(A run of records)
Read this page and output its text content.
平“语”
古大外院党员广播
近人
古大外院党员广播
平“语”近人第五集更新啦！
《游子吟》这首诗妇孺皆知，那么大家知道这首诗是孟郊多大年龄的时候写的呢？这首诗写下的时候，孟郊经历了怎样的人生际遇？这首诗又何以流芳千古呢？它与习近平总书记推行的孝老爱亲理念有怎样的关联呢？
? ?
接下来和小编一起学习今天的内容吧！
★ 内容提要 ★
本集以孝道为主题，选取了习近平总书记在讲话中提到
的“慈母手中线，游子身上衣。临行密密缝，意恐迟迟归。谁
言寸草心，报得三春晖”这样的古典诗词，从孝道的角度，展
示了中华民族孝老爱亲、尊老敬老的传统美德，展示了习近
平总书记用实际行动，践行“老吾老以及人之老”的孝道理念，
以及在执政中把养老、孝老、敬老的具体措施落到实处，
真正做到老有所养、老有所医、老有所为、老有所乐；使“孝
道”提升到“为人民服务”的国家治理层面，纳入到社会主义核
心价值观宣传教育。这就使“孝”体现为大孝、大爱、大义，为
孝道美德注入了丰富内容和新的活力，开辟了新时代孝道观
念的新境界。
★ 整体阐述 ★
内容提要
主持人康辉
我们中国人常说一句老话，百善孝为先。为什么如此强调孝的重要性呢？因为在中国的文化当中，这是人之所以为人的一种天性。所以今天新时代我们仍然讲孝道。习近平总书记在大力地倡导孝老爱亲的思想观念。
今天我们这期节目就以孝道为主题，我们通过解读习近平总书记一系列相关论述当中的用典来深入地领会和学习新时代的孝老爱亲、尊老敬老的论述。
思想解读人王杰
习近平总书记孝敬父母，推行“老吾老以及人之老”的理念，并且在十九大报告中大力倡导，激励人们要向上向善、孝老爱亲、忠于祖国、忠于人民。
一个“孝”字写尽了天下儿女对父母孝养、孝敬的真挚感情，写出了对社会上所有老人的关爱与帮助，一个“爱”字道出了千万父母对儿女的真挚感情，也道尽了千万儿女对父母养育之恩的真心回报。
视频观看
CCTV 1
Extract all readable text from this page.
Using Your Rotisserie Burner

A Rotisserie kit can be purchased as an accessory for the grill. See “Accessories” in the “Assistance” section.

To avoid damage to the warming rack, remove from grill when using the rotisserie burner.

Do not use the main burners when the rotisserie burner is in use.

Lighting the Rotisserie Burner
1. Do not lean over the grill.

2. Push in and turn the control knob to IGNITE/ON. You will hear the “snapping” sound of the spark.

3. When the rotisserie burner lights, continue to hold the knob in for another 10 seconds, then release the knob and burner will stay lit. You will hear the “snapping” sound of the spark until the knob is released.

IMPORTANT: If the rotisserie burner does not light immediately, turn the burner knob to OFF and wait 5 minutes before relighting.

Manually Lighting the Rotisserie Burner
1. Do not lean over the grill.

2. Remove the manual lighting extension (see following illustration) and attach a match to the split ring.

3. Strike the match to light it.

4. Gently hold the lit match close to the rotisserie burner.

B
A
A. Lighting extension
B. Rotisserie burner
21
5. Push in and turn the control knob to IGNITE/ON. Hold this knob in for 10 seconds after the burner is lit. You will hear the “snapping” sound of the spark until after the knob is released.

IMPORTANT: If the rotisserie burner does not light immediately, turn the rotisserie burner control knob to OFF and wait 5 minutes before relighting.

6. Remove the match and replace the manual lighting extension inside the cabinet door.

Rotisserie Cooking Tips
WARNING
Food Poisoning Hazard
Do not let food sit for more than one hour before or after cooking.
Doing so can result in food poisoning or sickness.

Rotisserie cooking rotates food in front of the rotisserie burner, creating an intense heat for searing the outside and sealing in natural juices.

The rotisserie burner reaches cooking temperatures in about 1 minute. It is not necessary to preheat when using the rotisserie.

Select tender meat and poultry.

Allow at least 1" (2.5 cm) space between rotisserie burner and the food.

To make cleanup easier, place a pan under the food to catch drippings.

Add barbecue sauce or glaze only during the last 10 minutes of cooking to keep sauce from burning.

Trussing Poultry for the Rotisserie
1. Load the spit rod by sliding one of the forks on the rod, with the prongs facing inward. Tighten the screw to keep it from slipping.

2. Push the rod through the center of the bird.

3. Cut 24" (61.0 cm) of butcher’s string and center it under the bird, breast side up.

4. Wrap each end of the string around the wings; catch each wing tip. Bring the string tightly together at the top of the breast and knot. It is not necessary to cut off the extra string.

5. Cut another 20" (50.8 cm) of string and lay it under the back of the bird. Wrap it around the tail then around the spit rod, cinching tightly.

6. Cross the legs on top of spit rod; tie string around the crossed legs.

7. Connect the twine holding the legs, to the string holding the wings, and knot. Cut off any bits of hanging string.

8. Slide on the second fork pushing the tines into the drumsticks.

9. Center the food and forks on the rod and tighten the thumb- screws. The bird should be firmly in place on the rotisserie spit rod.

Required task >> Print all of the entries exactly as they appear.

Solution >>
Read this page and output its text content.
平“语”
古大外院党员广播
近人
古大外院党员广播
平“语”近人第五集更新啦！
《游子吟》这首诗妇孺皆知，那么大家知道这首诗是孟郊多大年龄的时候写的呢？这首诗写下的时候，孟郊经历了怎样的人生际遇？这首诗又何以流芳千古呢？它与习近平总书记推行的孝老爱亲理念有怎样的关联呢？
? ?
接下来和小编一起学习今天的内容吧！
★ 内容提要 ★
本集以孝道为主题，选取了习近平总书记在讲话中提到
的“慈母手中线，游子身上衣。临行密密缝，意恐迟迟归。谁
言寸草心，报得三春晖”这样的古典诗词，从孝道的角度，展
示了中华民族孝老爱亲、尊老敬老的传统美德，展示了习近
平总书记用实际行动，践行“老吾老以及人之老”的孝道理念，
以及在执政中把养老、孝老、敬老的具体措施落到实处，
真正做到老有所养、老有所医、老有所为、老有所乐；使“孝
道”提升到“为人民服务”的国家治理层面，纳入到社会主义核
心价值观宣传教育。这就使“孝”体现为大孝、大爱、大义，为
孝道美德注入了丰富内容和新的活力，开辟了新时代孝道观
念的新境界。
★ 整体阐述 ★
内容提要
主持人康辉
我们中国人常说一句老话，百善孝为先。为什么如此强调孝的重要性呢？因为在中国的文化当中，这是人之所以为人的一种天性。所以今天新时代我们仍然讲孝道。习近平总书记在大力地倡导孝老爱亲的思想观念。
今天我们这期节目就以孝道为主题，我们通过解读习近平总书记一系列相关论述当中的用典来深入地领会和学习新时代的孝老爱亲、尊老敬老的论述。
思想解读人王杰
习近平总书记孝敬父母，推行“老吾老以及人之老”的理念，并且在十九大报告中大力倡导，激励人们要向上向善、孝老爱亲、忠于祖国、忠于人民。
一个“孝”字写尽了天下儿女对父母孝养、孝敬的真挚感情，写出了对社会上所有老人的关爱与帮助，一个“爱”字道出了千万父母对儿女的真挚感情，也道尽了千万儿女对父母养育之恩的真心回报。
视频观看
CCTV 1
Extract all readable text from this page.
Using Your Rotisserie Burner

A Rotisserie kit can be purchased as an accessory for the grill. See “Accessories” in the “Assistance” section.

To avoid damage to the warming rack, remove from grill when using the rotisserie burner.

Do not use the main burners when the rotisserie burner is in use.

Lighting the Rotisserie Burner
1. Do not lean over the grill.

2. Push in and turn the control knob to IGNITE/ON. You will hear the “snapping” sound of the spark.

3. When the rotisserie burner lights, continue to hold the knob in for another 10 seconds, then release the knob and burner will stay lit. You will hear the “snapping” sound of the spark until the knob is released.

IMPORTANT: If the rotisserie burner does not light immediately, turn the burner knob to OFF and wait 5 minutes before relighting.

Manually Lighting the Rotisserie Burner
1. Do not lean over the grill.

2. Remove the manual lighting extension (see following illustration) and attach a match to the split ring.

3. Strike the match to light it.

4. Gently hold the lit match close to the rotisserie burner.

B
A
A. Lighting extension
B. Rotisserie burner
21
5. Push in and turn the control knob to IGNITE/ON. Hold this knob in for 10 seconds after the burner is lit. You will hear the “snapping” sound of the spark until after the knob is released.

IMPORTANT: If the rotisserie burner does not light immediately, turn the rotisserie burner control knob to OFF and wait 5 minutes before relighting.

6. Remove the match and replace the manual lighting extension inside the cabinet door.

Rotisserie Cooking Tips
WARNING
Food Poisoning Hazard
Do not let food sit for more than one hour before or after cooking.
Doing so can result in food poisoning or sickness.

Rotisserie cooking rotates food in front of the rotisserie burner, creating an intense heat for searing the outside and sealing in natural juices.

The rotisserie burner reaches cooking temperatures in about 1 minute. It is not necessary to preheat when using the rotisserie.

Select tender meat and poultry.

Allow at least 1" (2.5 cm) space between rotisserie burner and the food.

To make cleanup easier, place a pan under the food to catch drippings.

Add barbecue sauce or glaze only during the last 10 minutes of cooking to keep sauce from burning.

Trussing Poultry for the Rotisserie
1. Load the spit rod by sliding one of the forks on the rod, with the prongs facing inward. Tighten the screw to keep it from slipping.

2. Push the rod through the center of the bird.

3. Cut 24" (61.0 cm) of butcher’s string and center it under the bird, breast side up.

4. Wrap each end of the string around the wings; catch each wing tip. Bring the string tightly together at the top of the breast and knot. It is not necessary to cut off the extra string.

5. Cut another 20" (50.8 cm) of string and lay it under the back of the bird. Wrap it around the tail then around the spit rod, cinching tightly.

6. Cross the legs on top of spit rod; tie string around the crossed legs.

7. Connect the twine holding the legs, to the string holding the wings, and knot. Cut off any bits of hanging string.

8. Slide on the second fork pushing the tines into the drumsticks.

9. Center the food and forks on the rod and tighten the thumb- screws. The bird should be firmly in place on the rotisserie spit rod.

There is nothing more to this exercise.